> **REQUIREMENT**:
Wherever a line in the data below holds "screenshot", copy that line.

============

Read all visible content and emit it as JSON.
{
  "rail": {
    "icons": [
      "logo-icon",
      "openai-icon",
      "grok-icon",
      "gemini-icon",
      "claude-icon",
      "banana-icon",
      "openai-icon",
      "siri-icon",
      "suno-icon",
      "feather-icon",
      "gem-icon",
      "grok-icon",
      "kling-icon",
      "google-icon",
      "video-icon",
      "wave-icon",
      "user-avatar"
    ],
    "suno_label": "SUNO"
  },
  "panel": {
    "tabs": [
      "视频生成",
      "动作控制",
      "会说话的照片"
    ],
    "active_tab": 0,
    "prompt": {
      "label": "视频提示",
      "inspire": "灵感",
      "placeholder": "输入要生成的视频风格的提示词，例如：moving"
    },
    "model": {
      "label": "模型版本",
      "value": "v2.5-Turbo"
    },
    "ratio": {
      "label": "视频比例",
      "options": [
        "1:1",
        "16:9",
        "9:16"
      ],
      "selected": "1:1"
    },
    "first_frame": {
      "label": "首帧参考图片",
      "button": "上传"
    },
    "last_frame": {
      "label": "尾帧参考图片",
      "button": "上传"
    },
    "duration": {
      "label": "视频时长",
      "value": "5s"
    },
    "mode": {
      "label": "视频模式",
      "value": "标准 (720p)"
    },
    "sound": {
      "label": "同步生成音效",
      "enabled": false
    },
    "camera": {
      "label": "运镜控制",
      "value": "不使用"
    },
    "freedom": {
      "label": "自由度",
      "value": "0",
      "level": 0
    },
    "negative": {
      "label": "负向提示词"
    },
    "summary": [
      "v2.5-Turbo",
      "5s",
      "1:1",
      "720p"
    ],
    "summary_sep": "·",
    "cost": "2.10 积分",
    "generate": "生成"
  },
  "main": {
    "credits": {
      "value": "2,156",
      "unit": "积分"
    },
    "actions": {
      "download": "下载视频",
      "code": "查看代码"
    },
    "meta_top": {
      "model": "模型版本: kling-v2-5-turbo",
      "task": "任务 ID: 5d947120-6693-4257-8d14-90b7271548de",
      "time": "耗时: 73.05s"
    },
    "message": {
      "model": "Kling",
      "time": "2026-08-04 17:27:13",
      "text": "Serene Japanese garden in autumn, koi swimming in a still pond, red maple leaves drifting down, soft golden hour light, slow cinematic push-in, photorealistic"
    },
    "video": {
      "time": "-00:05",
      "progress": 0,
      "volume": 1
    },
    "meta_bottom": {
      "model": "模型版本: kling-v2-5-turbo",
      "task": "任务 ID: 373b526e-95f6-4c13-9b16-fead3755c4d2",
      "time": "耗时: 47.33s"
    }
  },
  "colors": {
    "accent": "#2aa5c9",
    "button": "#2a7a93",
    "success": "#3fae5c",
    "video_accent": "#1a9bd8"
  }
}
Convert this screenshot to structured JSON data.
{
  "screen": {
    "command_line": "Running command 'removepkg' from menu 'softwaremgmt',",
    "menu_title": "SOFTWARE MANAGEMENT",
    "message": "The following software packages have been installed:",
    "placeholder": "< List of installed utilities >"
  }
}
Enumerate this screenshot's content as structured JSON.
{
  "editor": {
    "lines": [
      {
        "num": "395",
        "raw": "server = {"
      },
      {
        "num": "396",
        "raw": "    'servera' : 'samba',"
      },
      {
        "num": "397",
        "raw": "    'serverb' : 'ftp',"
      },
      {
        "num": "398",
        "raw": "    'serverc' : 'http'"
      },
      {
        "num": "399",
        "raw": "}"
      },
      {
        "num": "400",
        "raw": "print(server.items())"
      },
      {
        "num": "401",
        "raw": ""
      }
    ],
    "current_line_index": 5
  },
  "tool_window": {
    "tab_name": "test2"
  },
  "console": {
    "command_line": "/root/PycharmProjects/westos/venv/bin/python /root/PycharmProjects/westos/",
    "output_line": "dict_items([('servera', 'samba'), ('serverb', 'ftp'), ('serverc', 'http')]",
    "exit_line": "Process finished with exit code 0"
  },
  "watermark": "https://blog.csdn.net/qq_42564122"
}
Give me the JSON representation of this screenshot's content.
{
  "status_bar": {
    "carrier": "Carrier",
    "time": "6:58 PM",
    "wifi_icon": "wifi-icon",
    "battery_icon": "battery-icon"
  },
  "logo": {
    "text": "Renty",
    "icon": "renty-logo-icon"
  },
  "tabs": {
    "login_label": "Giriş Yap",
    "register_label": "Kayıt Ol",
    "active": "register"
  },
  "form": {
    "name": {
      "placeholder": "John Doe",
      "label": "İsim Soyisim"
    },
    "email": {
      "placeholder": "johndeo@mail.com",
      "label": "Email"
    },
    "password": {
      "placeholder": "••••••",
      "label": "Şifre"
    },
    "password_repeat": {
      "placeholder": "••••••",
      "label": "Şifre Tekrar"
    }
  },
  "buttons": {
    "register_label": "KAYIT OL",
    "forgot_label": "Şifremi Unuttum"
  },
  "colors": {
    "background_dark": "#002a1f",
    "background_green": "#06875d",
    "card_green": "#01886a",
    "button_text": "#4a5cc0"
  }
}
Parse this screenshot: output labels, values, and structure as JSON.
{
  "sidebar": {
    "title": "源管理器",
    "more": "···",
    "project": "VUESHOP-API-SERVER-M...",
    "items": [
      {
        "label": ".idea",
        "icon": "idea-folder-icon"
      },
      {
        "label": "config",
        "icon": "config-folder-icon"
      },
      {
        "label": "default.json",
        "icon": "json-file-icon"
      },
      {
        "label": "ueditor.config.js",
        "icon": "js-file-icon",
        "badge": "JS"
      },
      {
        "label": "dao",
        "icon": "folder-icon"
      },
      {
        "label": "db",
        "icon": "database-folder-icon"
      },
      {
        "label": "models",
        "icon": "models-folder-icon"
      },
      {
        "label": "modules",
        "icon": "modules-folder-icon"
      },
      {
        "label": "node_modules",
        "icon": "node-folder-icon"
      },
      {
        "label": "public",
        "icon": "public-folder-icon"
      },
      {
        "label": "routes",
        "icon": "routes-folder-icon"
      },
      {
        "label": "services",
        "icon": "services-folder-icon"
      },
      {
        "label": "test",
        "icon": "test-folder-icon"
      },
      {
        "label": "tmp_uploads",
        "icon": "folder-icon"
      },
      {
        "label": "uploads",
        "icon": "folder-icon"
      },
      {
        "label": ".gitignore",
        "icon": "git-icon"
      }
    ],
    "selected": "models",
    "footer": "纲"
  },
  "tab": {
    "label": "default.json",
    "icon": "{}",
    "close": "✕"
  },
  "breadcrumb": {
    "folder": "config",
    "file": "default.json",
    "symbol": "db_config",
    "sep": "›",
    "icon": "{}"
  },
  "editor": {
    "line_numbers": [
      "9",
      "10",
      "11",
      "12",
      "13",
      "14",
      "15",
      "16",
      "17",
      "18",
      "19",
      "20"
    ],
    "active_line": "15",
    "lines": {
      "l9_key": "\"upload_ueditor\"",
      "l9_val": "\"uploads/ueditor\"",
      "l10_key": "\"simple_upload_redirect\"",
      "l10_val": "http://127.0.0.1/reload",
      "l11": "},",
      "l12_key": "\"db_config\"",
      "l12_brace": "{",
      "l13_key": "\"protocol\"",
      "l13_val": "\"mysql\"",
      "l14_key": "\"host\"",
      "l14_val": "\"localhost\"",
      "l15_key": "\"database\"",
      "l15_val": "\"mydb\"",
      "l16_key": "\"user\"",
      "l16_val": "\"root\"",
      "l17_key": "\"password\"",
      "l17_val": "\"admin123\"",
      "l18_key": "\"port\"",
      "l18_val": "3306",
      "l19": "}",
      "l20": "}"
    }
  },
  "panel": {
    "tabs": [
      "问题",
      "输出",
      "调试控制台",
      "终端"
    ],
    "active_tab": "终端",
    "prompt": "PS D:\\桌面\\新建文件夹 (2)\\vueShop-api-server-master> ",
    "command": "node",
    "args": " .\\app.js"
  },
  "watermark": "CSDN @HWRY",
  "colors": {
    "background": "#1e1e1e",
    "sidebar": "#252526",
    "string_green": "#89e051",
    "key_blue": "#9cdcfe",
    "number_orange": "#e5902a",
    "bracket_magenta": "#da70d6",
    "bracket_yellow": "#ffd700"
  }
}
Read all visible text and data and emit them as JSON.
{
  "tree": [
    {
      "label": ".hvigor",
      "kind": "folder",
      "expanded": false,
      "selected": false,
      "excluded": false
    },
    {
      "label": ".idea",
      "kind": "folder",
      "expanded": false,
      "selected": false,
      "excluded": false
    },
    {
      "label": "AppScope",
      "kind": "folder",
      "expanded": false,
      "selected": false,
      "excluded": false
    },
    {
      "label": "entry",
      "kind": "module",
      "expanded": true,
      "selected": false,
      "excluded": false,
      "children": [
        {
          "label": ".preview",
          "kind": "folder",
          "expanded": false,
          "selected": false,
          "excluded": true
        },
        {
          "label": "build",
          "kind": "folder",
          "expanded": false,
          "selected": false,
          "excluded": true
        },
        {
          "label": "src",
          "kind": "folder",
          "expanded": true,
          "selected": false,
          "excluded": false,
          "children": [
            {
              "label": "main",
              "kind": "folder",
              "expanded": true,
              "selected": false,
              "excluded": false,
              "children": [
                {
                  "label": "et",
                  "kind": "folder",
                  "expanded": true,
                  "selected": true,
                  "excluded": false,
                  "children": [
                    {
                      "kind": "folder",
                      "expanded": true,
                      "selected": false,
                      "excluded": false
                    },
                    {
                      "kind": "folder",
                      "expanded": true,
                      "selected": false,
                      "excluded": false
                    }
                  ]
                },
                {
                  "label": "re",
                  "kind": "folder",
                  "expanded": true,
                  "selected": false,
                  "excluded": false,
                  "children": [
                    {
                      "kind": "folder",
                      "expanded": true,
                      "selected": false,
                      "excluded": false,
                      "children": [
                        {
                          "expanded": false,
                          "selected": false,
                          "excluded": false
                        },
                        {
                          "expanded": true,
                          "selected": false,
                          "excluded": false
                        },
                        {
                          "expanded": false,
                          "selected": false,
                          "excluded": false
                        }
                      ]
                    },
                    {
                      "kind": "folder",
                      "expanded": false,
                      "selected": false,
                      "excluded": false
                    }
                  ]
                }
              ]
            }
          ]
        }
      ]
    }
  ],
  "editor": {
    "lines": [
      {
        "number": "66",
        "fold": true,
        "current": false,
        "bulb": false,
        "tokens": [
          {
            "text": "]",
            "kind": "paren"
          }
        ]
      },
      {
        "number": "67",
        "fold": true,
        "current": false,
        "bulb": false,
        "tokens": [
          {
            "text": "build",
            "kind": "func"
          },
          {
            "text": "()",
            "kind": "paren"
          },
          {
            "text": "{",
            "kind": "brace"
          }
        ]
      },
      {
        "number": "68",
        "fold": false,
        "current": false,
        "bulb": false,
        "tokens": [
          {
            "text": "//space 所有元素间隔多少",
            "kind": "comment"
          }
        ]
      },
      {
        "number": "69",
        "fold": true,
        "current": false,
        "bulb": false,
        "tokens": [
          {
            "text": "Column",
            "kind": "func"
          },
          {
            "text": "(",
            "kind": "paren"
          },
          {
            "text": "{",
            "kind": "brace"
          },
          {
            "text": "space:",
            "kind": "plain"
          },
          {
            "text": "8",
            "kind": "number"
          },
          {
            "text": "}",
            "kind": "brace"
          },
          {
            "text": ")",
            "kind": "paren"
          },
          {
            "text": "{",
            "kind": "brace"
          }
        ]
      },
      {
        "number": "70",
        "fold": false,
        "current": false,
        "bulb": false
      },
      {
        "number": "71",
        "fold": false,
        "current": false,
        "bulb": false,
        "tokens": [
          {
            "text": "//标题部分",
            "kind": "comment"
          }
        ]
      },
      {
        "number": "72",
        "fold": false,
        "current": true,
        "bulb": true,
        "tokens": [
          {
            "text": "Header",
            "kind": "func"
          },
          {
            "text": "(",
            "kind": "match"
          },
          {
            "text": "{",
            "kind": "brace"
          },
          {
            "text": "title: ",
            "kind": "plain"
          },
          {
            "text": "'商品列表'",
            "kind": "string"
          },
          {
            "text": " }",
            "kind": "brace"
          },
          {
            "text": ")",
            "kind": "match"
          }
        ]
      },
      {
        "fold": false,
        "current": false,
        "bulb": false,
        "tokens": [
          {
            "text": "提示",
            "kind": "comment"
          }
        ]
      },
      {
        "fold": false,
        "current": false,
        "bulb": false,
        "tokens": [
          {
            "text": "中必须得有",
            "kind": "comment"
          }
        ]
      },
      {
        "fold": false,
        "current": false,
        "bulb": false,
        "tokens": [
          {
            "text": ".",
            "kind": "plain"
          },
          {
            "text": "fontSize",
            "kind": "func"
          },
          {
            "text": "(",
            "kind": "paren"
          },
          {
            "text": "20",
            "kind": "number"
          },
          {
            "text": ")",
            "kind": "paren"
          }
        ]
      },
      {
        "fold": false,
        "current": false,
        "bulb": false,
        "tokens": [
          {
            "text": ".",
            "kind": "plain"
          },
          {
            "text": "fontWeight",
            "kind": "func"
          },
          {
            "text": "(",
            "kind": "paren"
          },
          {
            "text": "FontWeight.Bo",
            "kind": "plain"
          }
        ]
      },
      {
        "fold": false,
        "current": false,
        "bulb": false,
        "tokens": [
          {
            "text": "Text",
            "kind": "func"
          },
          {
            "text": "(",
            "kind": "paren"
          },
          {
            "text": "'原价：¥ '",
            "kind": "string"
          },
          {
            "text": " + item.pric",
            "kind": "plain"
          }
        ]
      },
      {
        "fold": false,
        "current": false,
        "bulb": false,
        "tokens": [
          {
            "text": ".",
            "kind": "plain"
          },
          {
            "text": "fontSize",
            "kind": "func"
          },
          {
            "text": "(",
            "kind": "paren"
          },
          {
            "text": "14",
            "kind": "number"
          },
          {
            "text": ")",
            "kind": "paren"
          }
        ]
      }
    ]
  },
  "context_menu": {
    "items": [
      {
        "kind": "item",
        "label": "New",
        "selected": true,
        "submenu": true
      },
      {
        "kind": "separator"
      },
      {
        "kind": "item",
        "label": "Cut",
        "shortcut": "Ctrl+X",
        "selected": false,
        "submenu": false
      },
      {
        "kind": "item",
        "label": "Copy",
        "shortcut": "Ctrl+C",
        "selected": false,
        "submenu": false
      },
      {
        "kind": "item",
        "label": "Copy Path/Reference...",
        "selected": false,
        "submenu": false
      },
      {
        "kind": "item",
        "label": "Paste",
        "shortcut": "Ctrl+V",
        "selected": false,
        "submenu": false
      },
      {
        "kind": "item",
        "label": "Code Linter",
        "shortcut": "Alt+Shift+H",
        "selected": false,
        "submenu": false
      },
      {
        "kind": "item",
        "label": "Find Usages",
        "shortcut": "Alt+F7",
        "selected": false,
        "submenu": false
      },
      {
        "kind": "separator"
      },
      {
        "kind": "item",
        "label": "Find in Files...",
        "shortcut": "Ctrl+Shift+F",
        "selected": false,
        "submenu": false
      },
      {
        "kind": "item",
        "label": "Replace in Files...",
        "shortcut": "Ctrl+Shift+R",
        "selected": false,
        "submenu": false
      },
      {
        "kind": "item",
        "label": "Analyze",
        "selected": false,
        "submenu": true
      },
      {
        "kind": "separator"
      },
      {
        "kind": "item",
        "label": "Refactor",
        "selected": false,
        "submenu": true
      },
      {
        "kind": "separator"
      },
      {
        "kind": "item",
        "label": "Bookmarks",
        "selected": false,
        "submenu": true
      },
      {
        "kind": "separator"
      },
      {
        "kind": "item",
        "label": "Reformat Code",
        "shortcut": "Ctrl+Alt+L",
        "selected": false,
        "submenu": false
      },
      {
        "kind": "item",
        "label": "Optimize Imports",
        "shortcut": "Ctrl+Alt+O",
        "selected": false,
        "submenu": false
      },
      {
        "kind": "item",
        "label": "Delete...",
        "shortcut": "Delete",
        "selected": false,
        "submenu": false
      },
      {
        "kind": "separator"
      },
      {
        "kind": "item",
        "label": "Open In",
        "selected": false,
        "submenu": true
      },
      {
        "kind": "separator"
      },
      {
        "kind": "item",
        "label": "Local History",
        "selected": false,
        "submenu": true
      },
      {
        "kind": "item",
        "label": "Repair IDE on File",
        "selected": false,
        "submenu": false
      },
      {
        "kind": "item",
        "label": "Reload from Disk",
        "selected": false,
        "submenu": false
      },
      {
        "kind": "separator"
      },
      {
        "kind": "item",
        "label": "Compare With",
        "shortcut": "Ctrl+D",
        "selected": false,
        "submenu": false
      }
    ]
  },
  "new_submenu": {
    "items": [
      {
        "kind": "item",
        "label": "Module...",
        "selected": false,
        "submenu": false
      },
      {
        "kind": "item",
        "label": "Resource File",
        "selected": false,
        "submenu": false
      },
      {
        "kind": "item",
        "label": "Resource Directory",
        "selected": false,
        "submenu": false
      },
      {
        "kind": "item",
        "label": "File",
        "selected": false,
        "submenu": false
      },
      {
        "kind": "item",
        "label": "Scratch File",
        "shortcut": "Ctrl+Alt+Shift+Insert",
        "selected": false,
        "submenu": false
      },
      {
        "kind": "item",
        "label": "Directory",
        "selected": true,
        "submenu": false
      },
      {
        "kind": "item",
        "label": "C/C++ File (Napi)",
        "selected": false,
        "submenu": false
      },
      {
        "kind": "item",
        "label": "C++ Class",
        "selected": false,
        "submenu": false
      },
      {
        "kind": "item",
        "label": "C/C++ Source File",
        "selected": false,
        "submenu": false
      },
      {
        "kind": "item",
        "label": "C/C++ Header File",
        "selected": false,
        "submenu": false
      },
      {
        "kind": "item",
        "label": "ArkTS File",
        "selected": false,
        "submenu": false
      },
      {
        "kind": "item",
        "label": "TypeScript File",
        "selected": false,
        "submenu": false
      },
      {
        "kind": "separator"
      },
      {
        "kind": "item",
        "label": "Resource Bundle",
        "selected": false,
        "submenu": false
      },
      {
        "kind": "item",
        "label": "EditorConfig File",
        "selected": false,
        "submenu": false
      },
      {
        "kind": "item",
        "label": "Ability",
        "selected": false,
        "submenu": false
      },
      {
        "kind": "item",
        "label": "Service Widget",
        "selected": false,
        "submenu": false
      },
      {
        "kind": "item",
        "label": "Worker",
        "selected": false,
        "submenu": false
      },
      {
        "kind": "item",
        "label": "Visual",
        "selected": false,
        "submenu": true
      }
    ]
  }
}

============

> **THE OUTPUT**:
Convert this screenshot to structured JSON data.
Enumerate this screenshot's content as structured JSON.
Give me the JSON representation of this screenshot's content.
Parse this screenshot: output labels, values, and structure as JSON.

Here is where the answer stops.